Problem details =>
In the court opinion, what trade name did John E. McCann use as a dealer in used motor vehicles?

Passage shown =>

Case ID: nj-super_48/html/0539-01.html
Source: Caselaw Access Project
Author: {"author": "Jayne, J. A. D.", "license": "Public Domain", "url": "https://static.case.law/"}
Date Created: 2024-08-24T03:29:51.129683

STATE OF NEW JERSEY, PLAINTIFF-RESPONDENT, v. JAMES DEVENS, DEFENDANT-APPELLANT.
    Superior Court of New Jersey Appellate Division
    Argued January 27, 1958
    Decided February 3, 1958.
    Before Judges Clapp, Jayne and Schettino.
    
      Mr. Howard Stern argued the cause for appellant.
    
      Mr. Archibald Kreiger, Deputy Attorney-General, argued the cause for respondent (Mr. Charles S. Joelson, Deputy Attorney-General, Acting Passaic County Prosecutor, attorney).
   The opinion of the court was delivered by

Jayne, J. A. D.

In response to the present appeal, we have reviewed the judgment of conviction of the defendant in the Passaic County Court entered in pursuance of an indictment charging him with having fraudulently obtained the property of another on Eebruary 23, 1954 by means of false promises in violation of N. J. 8. 2A :111 — 1. Legislatively historical, see L. 1898, c. 235, § 202, p. 851.

One John E. McCann was, and perhaps continues to be, a dealer in used motor vehicles under the trade name “Hyway Motor Sales.” His son, John E. McCann, Jr., was associated with him in the conduct of the business. It was the practice of the McCanns as well as that of other used-car dealers to sell their vehicles through an intermediary who had himself discovered the actual purchaser. The adopted course of procedure was that the intermediary would disclose to the dealer the financing agreement between the purchaser and the bank; the title to the vehicle would be transferred by bill of sale from the dealer to the intermediary, who would issue his personal check to the dealer with the mutual understanding that the payment of the check would be postponed until the prompt consummation of the sale of the car by the intermediary to the actual purchaser. In fact, the plan contemplated that the intermediary would pay the check issued to the dealer out of the receipts of his sale to the purchaser. The dealer, of course, immediately upon receipt of the intermediary’s check as “security,” delivered the bill of sale and surrendered possession of the vehicle to the intermediary.

Provided material =>
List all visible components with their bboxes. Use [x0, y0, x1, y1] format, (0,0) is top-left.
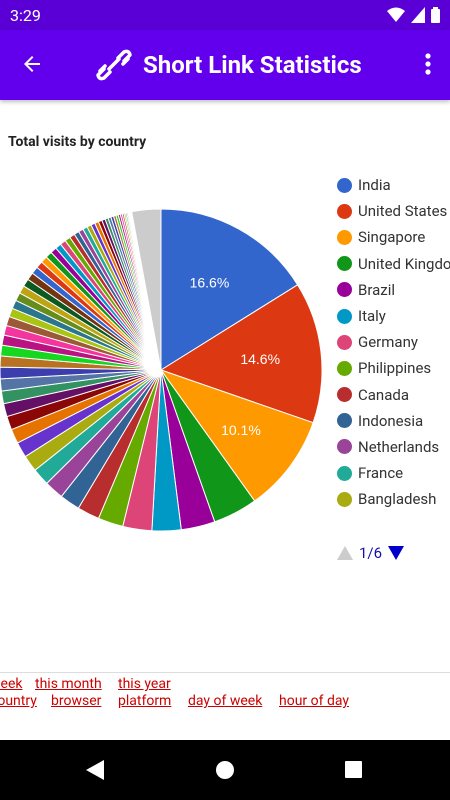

Right answer =>
"Hyway Motor Sales"